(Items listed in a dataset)

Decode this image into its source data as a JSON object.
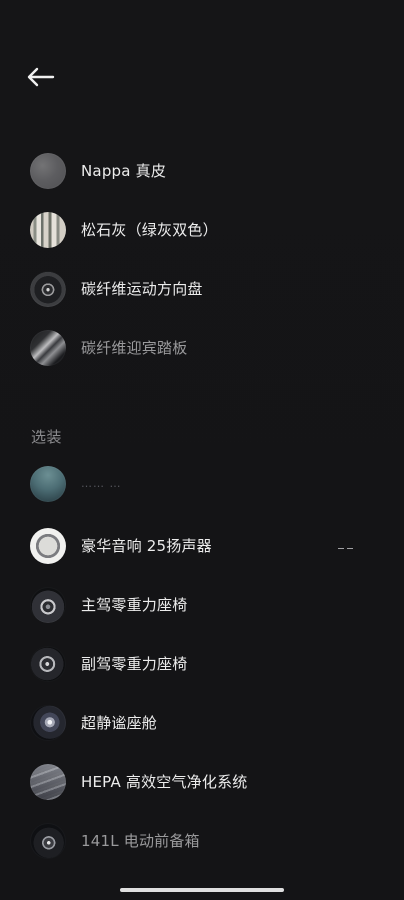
{
  "header": {
    "back_label": ""
  },
  "standard_items": [
    {
      "label": "Nappa 真皮",
      "thumb": "grey-swatch-icon"
    },
    {
      "label": "松石灰（绿灰双色）",
      "thumb": "striped-swatch-icon"
    },
    {
      "label": "碳纤维运动方向盘",
      "thumb": "steering-wheel-icon"
    },
    {
      "label": "碳纤维迎宾踏板",
      "thumb": "door-sill-icon"
    }
  ],
  "section_title": "选装",
  "optional_items": [
    {
      "label": "…… …",
      "thumb": "helmet-icon"
    },
    {
      "label": "豪华音响 25扬声器",
      "thumb": "speaker-icon"
    },
    {
      "label": "主驾零重力座椅",
      "thumb": "driver-seat-icon"
    },
    {
      "label": "副驾零重力座椅",
      "thumb": "passenger-seat-icon"
    },
    {
      "label": "超静谧座舱",
      "thumb": "quiet-cabin-icon"
    },
    {
      "label": "HEPA 高效空气净化系统",
      "thumb": "hepa-filter-icon"
    },
    {
      "label": "141L 电动前备箱",
      "thumb": "frunk-icon"
    }
  ],
  "colors": {
    "background": "#141416",
    "text_primary": "#ececec",
    "text_secondary": "#8b8b8e"
  }
}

**Stated exercise**: Reproduce every line exactly and omit all pictures.

**Exercise solution**:
Decode this image into its source data as a JSON object.
{
  "header": {
    "back_label": ""
  },
  "standard_items": [
    {
      "label": "Nappa 真皮",
      "thumb": "grey-swatch-icon"
    },
    {
      "label": "松石灰（绿灰双色）",
      "thumb": "striped-swatch-icon"
    },
    {
      "label": "碳纤维运动方向盘",
      "thumb": "steering-wheel-icon"
    },
    {
      "label": "碳纤维迎宾踏板",
      "thumb": "door-sill-icon"
    }
  ],
  "section_title": "选装",
  "optional_items": [
    {
      "label": "…… …",
      "thumb": "helmet-icon"
    },
    {
      "label": "豪华音响 25扬声器",
      "thumb": "speaker-icon"
    },
    {
      "label": "主驾零重力座椅",
      "thumb": "driver-seat-icon"
    },
    {
      "label": "副驾零重力座椅",
      "thumb": "passenger-seat-icon"
    },
    {
      "label": "超静谧座舱",
      "thumb": "quiet-cabin-icon"
    },
    {
      "label": "HEPA 高效空气净化系统",
      "thumb": "hepa-filter-icon"
    },
    {
      "label": "141L 电动前备箱",
      "thumb": "frunk-icon"
    }
  ],
  "colors": {
    "background": "#141416",
    "text_primary": "#ececec",
    "text_secondary": "#8b8b8e"
  }
}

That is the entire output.